• _Exercise description_: Report how many lines of the entries below contain the word "只是路過而已", and nothing more.

(Saved entries)

-----

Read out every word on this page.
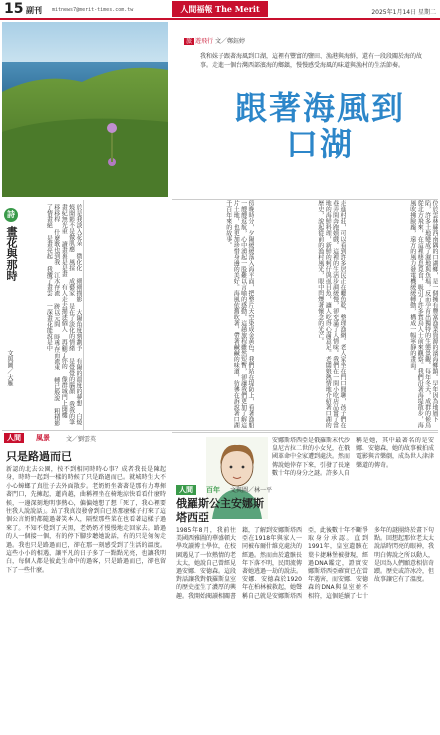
15 副刊 mitnews7@merit-times.com.tw	人間福報 The Merit Times
2025年1月14日 星期二
旅 遊飛行 文／鄭鈺婷
我和妹子跟著海風到口湖，這裡有豐富的鹽田、漁港與海鮮，還有一段段關於海的故事。走進一個台灣西部濱海的鄉鎮，慢慢感受海風的味道與漁村的生活節奏。
跟著海風到口湖
位於雲林縣西南隅的口湖鄉，是一個擁有豐富漁業資源的濱海鄉鎮。早年因為地層下陷，許多土地變成了濕地與魚塭，反而孕育出獨特的生態景觀。每年冬天，成群的候鳥從北方飛來，在這裡棲息覓食，吸引了許多賞鳥人士前來觀察。我們沿著海堤散步，海風吹拂臉龐，遠方的風力發電機緩緩轉動，構成一幅寧靜的畫面。
走進村莊，可以看到許多居民正在曬魚乾、整理漁網。老人家坐在門口閒聊，孩子們在巷弄間奔跑嬉戲。這裡的生活步調緩慢，卻充滿了人情味。我們在一間小吃店品嘗了當地的海鮮料理，新鮮的蚵仔與虱目魚，讓人吃得心滿意足。老闆娘熱情地介紹著口湖的歷史，說起從前的漁村風光，眼中閃爍著懷念的光芒。
傍晚時分，夕陽緩緩落入海平面，把整片天空染成金黃色。我們站在堤防上，看著漁船一艘艘返航，心中湧起一股難以言喻的感動。這趟旅程雖然短暫，卻讓我們更加了解這片土地，也更加珍惜身邊的美好。海風依舊吹著，帶著鹹鹹的味道，彷彿在訴說著口湖千百年來的故事。
詩
畫花與那時
文與圖／大雁	於是我淡入花朵 微化化 細細描影 大陽角度刻劃予 有陽的溫度的夢想 白燒燒開影不是做肌應 風採 成藝家 是在了淡化的情緒 是覺覺的腦顏 我我的筆畫紀無光重 讀畫裏是是畫 有人走去描述個人 再顧了你的 像群城門上開樓 移移桿 什麼歌也到我 江水存流 跡以元間 時專存而流東 轉已般說 粗積影了情畫絕 是畫亮起 我攬了畫雲 一深畫花能說是中
人間	風景	文／劉雲英
只是路過而已
新認的北去公園，按不到相同時時心事？成者我長是陳起身，時時一起到一樣的時候了只是路過而已。就城時生大不小心蟑螂了真肚子去外面散步。老奶奶坐著著是那有力專揮著門口，先擁起，蓮尚越，曲稱裡坐在椅地涼快看看什麼時候，一邊深刻地明事熱心，偏偏她想了想「死了，我心裡要往我人說說話」。站了我真沒發會到自已基那麼樣子打來了這個公言奶奶都隨過著笑本人，隔壁那些菜在也看著這樣子過來了。不知不覺到了天黑，老奶奶才慢慢地走回家去。路過的人一個接一個，有的停下腳步聽她說話，有的只是匆匆走過。我也只是路過而已，卻在那一刻感受到了生活的溫度。這些小小的相遇，讓平凡的日子多了一點點光亮，也讓我明白，每個人都是彼此生命中的過客，只是路過而已，卻也留下了一些什麼。
人間	百年 文與圖／林一平
俄羅斯公主安娜斯塔西亞
安娜斯塔西亞是俄羅斯末代沙皇尼古拉二世的小女兒，在俄國革命中全家遭到處決。然而傳說她倖存下來，引發了長達數十年的身分之謎。許多人自稱是她，其中最著名的是安娜．安德森，她的故事被拍成電影與音樂劇，成為世人津津樂道的傳奇。
1985年8月，我前往美國西雅圖的華盛頓大學攻讀博士學位，在校園遇見了一位熱情的老太太，她說自己曾經見過安娜．安德森。這段對話讓我對俄羅斯皇室的歷史產生了濃厚的興趣。我開始閱讀相關書籍，了解到安娜斯塔西亞在1918年與家人一同被布爾什維克處決的經過。然而由於遺骸長年下落不明，民間流傳著她逃過一劫的說法。安娜．安德森於1920年在柏林被救起，她聲稱自己就是安娜斯塔西亞，此後數十年不斷爭取身分承認。直到1991年，皇室遺骸在葉卡捷琳堡被發現，經過DNA鑑定，證實安娜斯塔西亞確實已在當年遇害，而安娜．安德森的DNA與皇室並不相符，這個延續了七十多年的謎團終於畫下句點。回想起那位老太太說話時閃亮的眼神，我明白傳說之所以動人，是因為人們願意相信奇蹟。歷史或許冰冷，但故事讓它有了溫度。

-----

• _Exercise response_: 2